-------- TEXT SEGMENT

TERMINATION OF EMPLOYMENT
 
5.1    Effect of an Involuntary Termination. Subject to the provisions of Sections 6, 9.5 and 11.2, if during the Employment Period there is an “Involuntary Termination” (as defined below) of the Executive’s employment, the Company shall pay to the Executive:
 
(i)    an amount equal to one and one half times the sum of (x) the Executive’s annual Base Salary, at a rate in effect at the date of such termination plus (y) the average of the Annual Bonuses paid to the Executive for the two years immediately prior to the year in which the Involuntary Termination occurs;
 
(ii)   all outstanding reasonable travel and other business expenses that he incurred as of the date of his termination; and
 
(iii)   the employer portion of the premiums necessary to continue the Executive’s health care coverage until the earlier of (1) the first anniversary of the date of such Involuntary Termination and (2) the date on which the Executive is covered under another group health plan (which coverage, once obtained, must be promptly disclosed by the Executive to the Company).
 
The Executive shall also be entitled to (i) the continued use of an automobile and payment of associated costs by the Company pursuant to Section 4.2 until the later of (x) the first anniversary of the date of such Involuntary Termination and (y) the second anniversary of the Effective Date and (ii) receive any other accrued compensation and benefits otherwise payable to him as of the date of his termination, including, without limitation, any Annual Bonus due for a completed calendar year. All payments made under Sections 5.1(a)(i) and (ii) above shall be made by the Company (or its successor) in a lump-sum amount no later than thirty days after the date of the Executive’s termination of employment; provided, however, that the payment of such lump sum shall be deferred for six months and one day following such termination (i) if necessary to comply with Section 409A of the Internal Revenue Code of 1986, as amended (the “Code”) or (ii) in the event such payment, as determined in the sole discretion of the Company (or its successor), could cause the Executive to be subject to interest and penalties under Section 409A of the Code.

----------------
-------- PROVIDED MATERIAL

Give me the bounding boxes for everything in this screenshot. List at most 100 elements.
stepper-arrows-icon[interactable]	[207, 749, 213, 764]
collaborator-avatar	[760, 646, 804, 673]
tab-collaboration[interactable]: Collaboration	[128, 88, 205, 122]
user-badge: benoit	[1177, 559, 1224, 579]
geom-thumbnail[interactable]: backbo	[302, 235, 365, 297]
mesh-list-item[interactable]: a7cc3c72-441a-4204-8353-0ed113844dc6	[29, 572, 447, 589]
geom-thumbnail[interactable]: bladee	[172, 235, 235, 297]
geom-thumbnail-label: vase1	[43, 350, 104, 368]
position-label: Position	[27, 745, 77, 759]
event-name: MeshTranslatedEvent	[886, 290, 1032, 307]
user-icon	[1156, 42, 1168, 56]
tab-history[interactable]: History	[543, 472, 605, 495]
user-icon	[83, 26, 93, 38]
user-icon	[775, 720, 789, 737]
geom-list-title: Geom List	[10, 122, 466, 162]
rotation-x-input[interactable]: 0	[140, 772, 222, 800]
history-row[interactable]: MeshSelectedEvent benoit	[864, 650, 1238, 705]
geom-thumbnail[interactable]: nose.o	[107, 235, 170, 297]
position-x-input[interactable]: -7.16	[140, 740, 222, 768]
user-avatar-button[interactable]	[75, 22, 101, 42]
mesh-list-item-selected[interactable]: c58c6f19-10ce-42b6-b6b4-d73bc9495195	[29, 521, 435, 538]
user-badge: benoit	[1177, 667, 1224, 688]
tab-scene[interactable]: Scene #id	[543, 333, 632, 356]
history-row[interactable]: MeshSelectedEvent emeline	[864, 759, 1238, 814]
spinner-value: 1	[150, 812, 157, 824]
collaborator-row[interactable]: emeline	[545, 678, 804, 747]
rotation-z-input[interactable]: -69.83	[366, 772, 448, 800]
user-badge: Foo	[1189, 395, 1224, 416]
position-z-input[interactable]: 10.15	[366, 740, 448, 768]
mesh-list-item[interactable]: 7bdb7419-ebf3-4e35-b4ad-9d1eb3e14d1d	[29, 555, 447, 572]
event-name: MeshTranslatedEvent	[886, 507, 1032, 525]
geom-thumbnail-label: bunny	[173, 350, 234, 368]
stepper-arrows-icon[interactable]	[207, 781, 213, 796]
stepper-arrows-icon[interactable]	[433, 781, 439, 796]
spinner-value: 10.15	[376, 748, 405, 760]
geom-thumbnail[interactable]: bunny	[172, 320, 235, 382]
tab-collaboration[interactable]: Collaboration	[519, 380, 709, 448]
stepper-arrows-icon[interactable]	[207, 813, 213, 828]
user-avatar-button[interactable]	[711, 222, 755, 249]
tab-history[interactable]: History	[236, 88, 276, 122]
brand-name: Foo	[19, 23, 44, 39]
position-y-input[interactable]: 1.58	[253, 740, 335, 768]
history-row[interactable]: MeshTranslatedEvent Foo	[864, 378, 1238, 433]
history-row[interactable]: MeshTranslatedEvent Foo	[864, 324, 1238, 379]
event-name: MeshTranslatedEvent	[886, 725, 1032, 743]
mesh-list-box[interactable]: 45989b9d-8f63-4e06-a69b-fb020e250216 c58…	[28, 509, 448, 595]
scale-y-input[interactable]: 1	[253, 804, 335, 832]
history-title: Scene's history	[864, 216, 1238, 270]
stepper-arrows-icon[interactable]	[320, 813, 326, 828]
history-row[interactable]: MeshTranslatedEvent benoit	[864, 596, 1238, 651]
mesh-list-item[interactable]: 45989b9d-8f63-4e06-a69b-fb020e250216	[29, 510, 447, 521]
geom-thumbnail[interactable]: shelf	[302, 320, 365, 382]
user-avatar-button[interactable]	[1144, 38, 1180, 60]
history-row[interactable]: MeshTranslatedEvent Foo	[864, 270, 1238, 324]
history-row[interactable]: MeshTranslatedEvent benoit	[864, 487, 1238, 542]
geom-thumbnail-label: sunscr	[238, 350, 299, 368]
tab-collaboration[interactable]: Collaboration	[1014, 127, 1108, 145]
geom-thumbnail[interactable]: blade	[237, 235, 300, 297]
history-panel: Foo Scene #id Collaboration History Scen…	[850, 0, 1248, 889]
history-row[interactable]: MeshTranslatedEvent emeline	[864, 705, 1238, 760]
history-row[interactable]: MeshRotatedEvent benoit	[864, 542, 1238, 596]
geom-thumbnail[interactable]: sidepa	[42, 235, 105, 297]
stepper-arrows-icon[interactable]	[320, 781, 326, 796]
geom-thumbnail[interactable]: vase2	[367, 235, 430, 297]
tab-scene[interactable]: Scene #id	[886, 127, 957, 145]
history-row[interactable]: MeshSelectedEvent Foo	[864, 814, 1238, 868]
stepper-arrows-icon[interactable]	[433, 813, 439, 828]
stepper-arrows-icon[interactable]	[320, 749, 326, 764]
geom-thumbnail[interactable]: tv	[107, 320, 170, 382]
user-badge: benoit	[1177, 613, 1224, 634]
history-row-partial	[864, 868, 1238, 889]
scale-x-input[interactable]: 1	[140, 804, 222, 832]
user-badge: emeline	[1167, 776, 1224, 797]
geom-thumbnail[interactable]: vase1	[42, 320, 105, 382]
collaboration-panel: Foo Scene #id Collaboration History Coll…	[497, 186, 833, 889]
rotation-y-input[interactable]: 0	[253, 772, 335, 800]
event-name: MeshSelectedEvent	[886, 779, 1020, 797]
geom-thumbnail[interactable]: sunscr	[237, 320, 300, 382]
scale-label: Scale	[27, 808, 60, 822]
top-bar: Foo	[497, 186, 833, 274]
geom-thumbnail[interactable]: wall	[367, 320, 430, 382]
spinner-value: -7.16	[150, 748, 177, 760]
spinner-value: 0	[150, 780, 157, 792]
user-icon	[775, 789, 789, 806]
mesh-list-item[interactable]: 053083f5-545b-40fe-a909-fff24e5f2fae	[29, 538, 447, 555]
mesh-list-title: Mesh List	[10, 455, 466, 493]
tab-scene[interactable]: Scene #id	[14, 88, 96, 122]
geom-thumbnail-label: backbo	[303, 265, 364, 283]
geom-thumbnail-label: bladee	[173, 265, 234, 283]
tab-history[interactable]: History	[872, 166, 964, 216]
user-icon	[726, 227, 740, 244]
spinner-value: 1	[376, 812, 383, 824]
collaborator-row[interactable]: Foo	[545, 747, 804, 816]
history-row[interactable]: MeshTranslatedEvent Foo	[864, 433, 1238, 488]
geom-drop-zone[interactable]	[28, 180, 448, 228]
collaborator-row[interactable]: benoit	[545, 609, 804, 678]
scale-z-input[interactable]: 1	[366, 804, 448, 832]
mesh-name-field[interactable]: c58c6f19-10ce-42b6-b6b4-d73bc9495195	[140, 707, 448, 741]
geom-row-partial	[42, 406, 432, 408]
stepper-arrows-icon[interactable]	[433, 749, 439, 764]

----------------

**WORK TASK:**
From the employment termination text, return word for word the passage that begins with the words containing "(iii)   the employer portion" and ends with "to the Company).".

**FINAL ANSWER:**
(iii)   the employer portion of the premiums necessary to continue the Executive’s health care coverage until the earlier of (1) the first anniversary of the date of such Involuntary Termination and (2) the date on which the Executive is covered under another group health plan (which coverage, once obtained, must be promptly disclosed by the Executive to the Company).